### Data records

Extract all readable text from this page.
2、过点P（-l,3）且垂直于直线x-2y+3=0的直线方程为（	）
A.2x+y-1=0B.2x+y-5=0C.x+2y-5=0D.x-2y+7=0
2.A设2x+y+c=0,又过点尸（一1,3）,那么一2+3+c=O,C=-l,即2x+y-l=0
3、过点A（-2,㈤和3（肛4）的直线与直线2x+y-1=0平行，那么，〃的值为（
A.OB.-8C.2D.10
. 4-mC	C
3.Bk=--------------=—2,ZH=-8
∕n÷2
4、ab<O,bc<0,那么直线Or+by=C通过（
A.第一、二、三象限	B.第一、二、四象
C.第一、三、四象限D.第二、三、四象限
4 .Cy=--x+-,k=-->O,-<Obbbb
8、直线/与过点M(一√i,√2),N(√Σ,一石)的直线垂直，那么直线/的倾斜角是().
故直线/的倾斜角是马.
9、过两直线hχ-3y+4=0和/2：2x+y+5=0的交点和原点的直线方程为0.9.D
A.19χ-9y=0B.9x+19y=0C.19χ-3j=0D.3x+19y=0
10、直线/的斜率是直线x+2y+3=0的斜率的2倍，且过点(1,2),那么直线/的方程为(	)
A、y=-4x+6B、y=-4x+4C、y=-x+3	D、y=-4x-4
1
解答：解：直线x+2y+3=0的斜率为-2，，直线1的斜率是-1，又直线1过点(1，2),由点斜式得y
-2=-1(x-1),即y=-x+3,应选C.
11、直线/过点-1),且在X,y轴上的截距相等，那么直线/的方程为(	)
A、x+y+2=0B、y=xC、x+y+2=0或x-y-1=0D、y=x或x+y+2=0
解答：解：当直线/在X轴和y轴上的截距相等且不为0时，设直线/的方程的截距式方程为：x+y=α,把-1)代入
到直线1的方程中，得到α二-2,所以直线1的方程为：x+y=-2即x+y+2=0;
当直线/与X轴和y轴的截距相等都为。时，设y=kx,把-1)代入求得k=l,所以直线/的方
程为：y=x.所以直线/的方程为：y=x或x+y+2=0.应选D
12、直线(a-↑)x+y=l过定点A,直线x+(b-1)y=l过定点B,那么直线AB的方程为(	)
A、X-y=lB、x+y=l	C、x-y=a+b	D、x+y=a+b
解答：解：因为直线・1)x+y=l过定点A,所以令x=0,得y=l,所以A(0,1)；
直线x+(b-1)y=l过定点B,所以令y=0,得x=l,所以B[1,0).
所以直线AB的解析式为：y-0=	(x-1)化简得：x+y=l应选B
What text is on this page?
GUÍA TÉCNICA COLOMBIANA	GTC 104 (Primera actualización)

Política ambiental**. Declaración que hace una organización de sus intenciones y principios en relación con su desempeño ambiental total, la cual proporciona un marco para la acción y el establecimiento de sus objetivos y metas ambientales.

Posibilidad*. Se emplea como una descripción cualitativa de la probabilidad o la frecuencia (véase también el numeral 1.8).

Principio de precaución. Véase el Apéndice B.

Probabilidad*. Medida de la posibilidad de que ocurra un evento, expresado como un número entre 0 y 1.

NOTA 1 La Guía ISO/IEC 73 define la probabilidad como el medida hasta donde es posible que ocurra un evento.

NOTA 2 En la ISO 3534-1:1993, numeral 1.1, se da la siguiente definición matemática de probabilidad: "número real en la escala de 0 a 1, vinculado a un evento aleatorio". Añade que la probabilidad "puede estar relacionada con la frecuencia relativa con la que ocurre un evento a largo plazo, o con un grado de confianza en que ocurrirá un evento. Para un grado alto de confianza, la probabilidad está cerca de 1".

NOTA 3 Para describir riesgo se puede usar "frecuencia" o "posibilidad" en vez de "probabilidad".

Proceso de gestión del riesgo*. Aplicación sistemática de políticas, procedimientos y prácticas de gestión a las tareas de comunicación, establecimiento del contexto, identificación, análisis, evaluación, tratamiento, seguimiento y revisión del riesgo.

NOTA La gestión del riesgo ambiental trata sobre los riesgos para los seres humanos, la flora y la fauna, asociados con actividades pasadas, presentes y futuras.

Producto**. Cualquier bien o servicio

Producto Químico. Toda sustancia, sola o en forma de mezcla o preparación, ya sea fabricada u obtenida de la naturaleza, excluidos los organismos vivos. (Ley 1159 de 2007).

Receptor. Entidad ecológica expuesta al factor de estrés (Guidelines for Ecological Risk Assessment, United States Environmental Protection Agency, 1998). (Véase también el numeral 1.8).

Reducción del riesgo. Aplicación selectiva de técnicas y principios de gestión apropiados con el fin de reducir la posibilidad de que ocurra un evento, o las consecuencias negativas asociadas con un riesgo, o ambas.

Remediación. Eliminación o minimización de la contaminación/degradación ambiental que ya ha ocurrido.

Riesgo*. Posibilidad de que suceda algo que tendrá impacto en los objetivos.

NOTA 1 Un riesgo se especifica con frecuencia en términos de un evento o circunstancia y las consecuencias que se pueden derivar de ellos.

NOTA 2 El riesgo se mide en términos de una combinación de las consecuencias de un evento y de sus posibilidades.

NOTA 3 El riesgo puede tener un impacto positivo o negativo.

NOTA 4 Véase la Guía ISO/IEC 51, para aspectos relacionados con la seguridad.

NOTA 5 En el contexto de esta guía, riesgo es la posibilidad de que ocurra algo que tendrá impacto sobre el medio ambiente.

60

######

■ **Exercise description**
Provide all the records again, word for word.

■ **Complete response**
Extract all readable text from this page.
2、过点P（-l,3）且垂直于直线x-2y+3=0的直线方程为（	）
A.2x+y-1=0B.2x+y-5=0C.x+2y-5=0D.x-2y+7=0
2.A设2x+y+c=0,又过点尸（一1,3）,那么一2+3+c=O,C=-l,即2x+y-l=0
3、过点A（-2,㈤和3（肛4）的直线与直线2x+y-1=0平行，那么，〃的值为（
A.OB.-8C.2D.10
. 4-mC	C
3.Bk=--------------=—2,ZH=-8
∕n÷2
4、ab<O,bc<0,那么直线Or+by=C通过（
A.第一、二、三象限	B.第一、二、四象
C.第一、三、四象限D.第二、三、四象限
4 .Cy=--x+-,k=-->O,-<Obbbb
8、直线/与过点M(一√i,√2),N(√Σ,一石)的直线垂直，那么直线/的倾斜角是().
故直线/的倾斜角是马.
9、过两直线hχ-3y+4=0和/2：2x+y+5=0的交点和原点的直线方程为0.9.D
A.19χ-9y=0B.9x+19y=0C.19χ-3j=0D.3x+19y=0
10、直线/的斜率是直线x+2y+3=0的斜率的2倍，且过点(1,2),那么直线/的方程为(	)
A、y=-4x+6B、y=-4x+4C、y=-x+3	D、y=-4x-4
1
解答：解：直线x+2y+3=0的斜率为-2，，直线1的斜率是-1，又直线1过点(1，2),由点斜式得y
-2=-1(x-1),即y=-x+3,应选C.
11、直线/过点-1),且在X,y轴上的截距相等，那么直线/的方程为(	)
A、x+y+2=0B、y=xC、x+y+2=0或x-y-1=0D、y=x或x+y+2=0
解答：解：当直线/在X轴和y轴上的截距相等且不为0时，设直线/的方程的截距式方程为：x+y=α,把-1)代入
到直线1的方程中，得到α二-2,所以直线1的方程为：x+y=-2即x+y+2=0;
当直线/与X轴和y轴的截距相等都为。时，设y=kx,把-1)代入求得k=l,所以直线/的方
程为：y=x.所以直线/的方程为：y=x或x+y+2=0.应选D
12、直线(a-↑)x+y=l过定点A,直线x+(b-1)y=l过定点B,那么直线AB的方程为(	)
A、X-y=lB、x+y=l	C、x-y=a+b	D、x+y=a+b
解答：解：因为直线・1)x+y=l过定点A,所以令x=0,得y=l,所以A(0,1)；
直线x+(b-1)y=l过定点B,所以令y=0,得x=l,所以B[1,0).
所以直线AB的解析式为：y-0=	(x-1)化简得：x+y=l应选B
What text is on this page?
GUÍA TÉCNICA COLOMBIANA	GTC 104 (Primera actualización)

Política ambiental**. Declaración que hace una organización de sus intenciones y principios en relación con su desempeño ambiental total, la cual proporciona un marco para la acción y el establecimiento de sus objetivos y metas ambientales.

Posibilidad*. Se emplea como una descripción cualitativa de la probabilidad o la frecuencia (véase también el numeral 1.8).

Principio de precaución. Véase el Apéndice B.

Probabilidad*. Medida de la posibilidad de que ocurra un evento, expresado como un número entre 0 y 1.

NOTA 1 La Guía ISO/IEC 73 define la probabilidad como el medida hasta donde es posible que ocurra un evento.

NOTA 2 En la ISO 3534-1:1993, numeral 1.1, se da la siguiente definición matemática de probabilidad: "número real en la escala de 0 a 1, vinculado a un evento aleatorio". Añade que la probabilidad "puede estar relacionada con la frecuencia relativa con la que ocurre un evento a largo plazo, o con un grado de confianza en que ocurrirá un evento. Para un grado alto de confianza, la probabilidad está cerca de 1".

NOTA 3 Para describir riesgo se puede usar "frecuencia" o "posibilidad" en vez de "probabilidad".

Proceso de gestión del riesgo*. Aplicación sistemática de políticas, procedimientos y prácticas de gestión a las tareas de comunicación, establecimiento del contexto, identificación, análisis, evaluación, tratamiento, seguimiento y revisión del riesgo.

NOTA La gestión del riesgo ambiental trata sobre los riesgos para los seres humanos, la flora y la fauna, asociados con actividades pasadas, presentes y futuras.

Producto**. Cualquier bien o servicio

Producto Químico. Toda sustancia, sola o en forma de mezcla o preparación, ya sea fabricada u obtenida de la naturaleza, excluidos los organismos vivos. (Ley 1159 de 2007).

Receptor. Entidad ecológica expuesta al factor de estrés (Guidelines for Ecological Risk Assessment, United States Environmental Protection Agency, 1998). (Véase también el numeral 1.8).

Reducción del riesgo. Aplicación selectiva de técnicas y principios de gestión apropiados con el fin de reducir la posibilidad de que ocurra un evento, o las consecuencias negativas asociadas con un riesgo, o ambas.

Remediación. Eliminación o minimización de la contaminación/degradación ambiental que ya ha ocurrido.

Riesgo*. Posibilidad de que suceda algo que tendrá impacto en los objetivos.

NOTA 1 Un riesgo se especifica con frecuencia en términos de un evento o circunstancia y las consecuencias que se pueden derivar de ellos.

NOTA 2 El riesgo se mide en términos de una combinación de las consecuencias de un evento y de sus posibilidades.

NOTA 3 El riesgo puede tener un impacto positivo o negativo.

NOTA 4 Véase la Guía ISO/IEC 51, para aspectos relacionados con la seguridad.

NOTA 5 En el contexto de esta guía, riesgo es la posibilidad de que ocurra algo que tendrá impacto sobre el medio ambiente.

60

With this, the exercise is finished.